Exercise objective | Filter the entries below, keeping every line that has the word "title".

(Stored dataset items)
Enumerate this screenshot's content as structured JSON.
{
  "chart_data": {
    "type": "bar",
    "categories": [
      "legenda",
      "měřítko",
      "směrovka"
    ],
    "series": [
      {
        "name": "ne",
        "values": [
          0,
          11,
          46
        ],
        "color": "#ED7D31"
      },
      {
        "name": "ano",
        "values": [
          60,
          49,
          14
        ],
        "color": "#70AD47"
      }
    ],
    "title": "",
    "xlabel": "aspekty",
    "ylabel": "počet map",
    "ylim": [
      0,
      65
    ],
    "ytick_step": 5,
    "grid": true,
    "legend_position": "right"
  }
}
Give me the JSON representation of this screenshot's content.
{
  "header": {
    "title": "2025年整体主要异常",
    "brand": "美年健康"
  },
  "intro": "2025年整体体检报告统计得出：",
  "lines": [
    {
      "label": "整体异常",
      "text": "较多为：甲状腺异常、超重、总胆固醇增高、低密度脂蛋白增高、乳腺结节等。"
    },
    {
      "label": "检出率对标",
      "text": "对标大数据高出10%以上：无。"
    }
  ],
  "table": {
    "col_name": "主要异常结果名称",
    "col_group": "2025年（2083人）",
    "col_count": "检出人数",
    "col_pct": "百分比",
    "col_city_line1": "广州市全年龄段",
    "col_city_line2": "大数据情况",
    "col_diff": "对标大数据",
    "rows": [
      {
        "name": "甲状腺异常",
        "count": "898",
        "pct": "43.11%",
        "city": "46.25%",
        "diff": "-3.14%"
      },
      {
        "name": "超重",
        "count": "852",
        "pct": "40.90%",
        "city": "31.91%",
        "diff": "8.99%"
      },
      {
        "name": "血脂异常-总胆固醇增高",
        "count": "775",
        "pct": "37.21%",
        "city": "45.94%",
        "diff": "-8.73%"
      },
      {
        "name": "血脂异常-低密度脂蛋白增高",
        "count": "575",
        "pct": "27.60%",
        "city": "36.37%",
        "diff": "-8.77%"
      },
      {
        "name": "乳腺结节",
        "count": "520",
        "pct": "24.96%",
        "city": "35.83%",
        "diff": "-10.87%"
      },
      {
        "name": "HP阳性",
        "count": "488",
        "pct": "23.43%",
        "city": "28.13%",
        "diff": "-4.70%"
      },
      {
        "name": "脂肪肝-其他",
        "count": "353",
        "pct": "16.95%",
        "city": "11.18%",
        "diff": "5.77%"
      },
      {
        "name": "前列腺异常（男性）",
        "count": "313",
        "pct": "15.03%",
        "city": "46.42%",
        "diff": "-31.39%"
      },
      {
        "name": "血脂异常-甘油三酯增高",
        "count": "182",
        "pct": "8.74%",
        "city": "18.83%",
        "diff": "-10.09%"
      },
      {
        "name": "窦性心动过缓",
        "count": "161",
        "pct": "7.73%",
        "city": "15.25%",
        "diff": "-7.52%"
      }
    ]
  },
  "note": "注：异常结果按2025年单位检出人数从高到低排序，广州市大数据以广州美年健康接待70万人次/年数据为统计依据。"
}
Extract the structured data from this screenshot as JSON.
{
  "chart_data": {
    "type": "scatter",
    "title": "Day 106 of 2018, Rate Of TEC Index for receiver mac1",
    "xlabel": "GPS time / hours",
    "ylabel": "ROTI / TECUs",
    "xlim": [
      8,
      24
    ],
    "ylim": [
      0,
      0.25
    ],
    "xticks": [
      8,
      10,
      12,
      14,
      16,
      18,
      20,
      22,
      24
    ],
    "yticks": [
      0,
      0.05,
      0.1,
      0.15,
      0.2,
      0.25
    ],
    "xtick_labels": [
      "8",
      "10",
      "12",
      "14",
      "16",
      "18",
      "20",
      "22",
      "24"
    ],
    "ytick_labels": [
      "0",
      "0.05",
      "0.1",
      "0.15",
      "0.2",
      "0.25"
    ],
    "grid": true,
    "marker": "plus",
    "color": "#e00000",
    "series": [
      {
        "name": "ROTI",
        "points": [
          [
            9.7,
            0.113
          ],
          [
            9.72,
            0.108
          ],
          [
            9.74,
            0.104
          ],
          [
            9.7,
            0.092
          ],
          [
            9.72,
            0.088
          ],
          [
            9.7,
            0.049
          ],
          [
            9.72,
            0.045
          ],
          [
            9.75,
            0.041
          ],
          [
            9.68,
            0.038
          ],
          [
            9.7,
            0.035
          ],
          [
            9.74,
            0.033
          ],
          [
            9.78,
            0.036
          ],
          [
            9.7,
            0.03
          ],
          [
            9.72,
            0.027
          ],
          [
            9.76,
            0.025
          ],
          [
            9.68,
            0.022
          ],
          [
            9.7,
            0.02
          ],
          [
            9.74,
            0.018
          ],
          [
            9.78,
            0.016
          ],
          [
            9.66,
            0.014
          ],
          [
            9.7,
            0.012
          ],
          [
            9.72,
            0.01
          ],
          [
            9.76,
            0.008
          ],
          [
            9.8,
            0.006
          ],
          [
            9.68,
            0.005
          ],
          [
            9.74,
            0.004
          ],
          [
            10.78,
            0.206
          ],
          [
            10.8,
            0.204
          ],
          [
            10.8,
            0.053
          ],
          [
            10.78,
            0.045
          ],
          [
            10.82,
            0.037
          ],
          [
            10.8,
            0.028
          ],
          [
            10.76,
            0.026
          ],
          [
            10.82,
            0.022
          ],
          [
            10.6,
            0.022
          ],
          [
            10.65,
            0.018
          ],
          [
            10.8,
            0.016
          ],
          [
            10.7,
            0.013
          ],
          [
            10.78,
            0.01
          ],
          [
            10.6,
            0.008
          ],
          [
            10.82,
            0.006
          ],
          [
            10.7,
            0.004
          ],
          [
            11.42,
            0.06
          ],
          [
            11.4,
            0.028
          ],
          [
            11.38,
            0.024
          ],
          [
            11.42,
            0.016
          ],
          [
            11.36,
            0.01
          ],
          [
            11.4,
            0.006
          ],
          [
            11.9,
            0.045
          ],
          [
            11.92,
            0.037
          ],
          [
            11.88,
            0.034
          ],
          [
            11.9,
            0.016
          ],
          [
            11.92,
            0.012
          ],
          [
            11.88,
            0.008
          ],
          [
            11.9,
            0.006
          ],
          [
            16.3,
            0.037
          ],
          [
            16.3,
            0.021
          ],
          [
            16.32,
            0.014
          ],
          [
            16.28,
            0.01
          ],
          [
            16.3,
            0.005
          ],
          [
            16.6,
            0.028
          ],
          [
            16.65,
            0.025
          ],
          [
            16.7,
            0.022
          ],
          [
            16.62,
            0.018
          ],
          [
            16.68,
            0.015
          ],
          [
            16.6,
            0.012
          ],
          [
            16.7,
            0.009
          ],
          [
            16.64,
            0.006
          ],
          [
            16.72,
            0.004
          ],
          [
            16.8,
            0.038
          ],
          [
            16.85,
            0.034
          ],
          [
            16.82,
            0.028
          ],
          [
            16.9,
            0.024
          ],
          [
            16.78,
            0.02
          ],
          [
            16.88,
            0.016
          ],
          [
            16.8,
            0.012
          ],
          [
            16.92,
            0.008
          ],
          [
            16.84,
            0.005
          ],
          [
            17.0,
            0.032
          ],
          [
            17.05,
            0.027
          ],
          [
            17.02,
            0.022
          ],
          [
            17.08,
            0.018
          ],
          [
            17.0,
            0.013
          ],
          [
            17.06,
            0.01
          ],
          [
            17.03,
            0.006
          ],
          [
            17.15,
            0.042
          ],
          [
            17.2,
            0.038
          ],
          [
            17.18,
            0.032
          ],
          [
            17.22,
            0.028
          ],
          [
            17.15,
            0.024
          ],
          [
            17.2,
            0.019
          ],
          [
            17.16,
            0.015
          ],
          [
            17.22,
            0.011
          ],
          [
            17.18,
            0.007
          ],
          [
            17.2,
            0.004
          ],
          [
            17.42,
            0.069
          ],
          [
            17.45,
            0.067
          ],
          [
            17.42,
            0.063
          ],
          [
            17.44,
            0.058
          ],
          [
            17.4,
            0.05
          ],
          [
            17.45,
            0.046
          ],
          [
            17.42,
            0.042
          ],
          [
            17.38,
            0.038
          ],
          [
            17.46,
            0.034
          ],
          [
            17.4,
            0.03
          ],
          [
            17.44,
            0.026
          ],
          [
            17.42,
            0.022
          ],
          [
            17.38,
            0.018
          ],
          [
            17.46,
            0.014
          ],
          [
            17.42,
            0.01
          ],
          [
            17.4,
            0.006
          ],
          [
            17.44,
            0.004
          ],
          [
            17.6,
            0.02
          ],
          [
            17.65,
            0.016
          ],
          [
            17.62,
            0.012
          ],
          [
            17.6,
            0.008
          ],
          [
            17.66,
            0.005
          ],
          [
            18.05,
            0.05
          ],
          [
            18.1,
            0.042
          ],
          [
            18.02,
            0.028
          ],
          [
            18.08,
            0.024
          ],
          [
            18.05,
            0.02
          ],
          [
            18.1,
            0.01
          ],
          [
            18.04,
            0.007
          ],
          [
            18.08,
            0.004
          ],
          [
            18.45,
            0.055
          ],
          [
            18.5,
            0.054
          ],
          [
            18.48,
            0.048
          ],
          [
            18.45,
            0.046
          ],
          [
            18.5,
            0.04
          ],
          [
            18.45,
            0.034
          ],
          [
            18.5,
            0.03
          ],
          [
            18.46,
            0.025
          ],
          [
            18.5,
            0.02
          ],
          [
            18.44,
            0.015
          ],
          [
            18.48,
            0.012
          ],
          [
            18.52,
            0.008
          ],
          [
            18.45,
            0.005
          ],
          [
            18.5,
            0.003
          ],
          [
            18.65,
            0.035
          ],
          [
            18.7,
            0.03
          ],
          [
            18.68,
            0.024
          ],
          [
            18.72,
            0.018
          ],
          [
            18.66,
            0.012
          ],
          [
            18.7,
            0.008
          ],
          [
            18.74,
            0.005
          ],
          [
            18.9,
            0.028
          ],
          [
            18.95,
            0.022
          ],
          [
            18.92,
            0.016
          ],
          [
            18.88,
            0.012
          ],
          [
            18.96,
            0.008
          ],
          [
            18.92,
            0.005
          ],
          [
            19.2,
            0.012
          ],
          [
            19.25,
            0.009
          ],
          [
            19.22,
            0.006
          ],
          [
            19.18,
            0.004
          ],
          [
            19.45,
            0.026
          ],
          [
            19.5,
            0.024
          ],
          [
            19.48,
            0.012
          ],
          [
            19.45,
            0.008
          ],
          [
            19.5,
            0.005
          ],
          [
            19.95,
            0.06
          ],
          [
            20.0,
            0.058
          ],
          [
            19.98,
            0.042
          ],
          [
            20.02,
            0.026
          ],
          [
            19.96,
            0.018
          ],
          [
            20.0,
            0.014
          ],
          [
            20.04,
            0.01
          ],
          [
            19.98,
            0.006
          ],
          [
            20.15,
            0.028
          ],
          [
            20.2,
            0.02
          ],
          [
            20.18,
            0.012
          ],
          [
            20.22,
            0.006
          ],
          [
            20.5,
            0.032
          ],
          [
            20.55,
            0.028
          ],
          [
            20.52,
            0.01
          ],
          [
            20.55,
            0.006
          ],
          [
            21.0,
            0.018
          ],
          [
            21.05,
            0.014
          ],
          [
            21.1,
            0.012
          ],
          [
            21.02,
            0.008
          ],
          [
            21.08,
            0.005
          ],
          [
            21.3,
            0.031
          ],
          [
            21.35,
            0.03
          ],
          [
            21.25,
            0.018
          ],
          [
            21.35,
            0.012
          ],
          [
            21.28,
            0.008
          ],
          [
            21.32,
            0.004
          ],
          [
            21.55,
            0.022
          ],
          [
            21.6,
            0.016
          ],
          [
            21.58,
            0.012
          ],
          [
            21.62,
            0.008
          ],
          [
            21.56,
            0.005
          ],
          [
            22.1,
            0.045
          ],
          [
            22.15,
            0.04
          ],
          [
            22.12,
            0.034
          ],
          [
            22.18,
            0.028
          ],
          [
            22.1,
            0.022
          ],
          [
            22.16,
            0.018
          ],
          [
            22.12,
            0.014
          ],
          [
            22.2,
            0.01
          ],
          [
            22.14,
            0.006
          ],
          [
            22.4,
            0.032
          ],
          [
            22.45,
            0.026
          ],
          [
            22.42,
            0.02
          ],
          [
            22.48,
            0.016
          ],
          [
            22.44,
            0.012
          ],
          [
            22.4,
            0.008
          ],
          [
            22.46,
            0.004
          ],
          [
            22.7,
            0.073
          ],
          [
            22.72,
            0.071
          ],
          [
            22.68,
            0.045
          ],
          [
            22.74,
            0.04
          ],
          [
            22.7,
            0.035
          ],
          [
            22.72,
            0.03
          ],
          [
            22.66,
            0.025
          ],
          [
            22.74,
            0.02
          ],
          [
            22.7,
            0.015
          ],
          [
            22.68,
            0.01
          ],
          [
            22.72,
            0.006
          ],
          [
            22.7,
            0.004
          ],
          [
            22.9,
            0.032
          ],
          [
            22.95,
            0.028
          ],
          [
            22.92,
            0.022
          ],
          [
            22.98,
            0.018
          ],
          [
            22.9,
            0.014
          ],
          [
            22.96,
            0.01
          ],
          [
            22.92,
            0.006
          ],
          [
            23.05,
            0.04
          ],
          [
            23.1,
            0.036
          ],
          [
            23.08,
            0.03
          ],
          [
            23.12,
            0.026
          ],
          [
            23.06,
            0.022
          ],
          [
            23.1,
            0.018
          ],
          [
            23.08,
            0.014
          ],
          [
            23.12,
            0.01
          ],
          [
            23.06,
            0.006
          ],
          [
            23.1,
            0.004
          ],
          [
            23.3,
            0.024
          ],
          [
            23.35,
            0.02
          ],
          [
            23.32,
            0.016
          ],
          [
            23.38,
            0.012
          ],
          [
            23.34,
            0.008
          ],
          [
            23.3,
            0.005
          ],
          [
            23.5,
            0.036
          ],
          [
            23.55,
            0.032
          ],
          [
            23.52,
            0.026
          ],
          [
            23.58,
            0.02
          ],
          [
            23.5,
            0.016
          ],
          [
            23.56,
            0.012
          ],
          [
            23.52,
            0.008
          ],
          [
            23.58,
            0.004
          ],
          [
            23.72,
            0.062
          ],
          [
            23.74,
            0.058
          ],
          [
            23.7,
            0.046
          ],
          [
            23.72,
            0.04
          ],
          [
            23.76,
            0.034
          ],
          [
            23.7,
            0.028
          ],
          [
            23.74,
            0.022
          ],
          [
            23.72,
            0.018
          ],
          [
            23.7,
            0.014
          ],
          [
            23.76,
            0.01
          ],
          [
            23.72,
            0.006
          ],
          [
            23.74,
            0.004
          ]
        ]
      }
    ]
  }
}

Result of the task |
    "title": "",
    "title": "2025年整体主要异常",
    "title": "Day 106 of 2018, Rate Of TEC Index for receiver mac1",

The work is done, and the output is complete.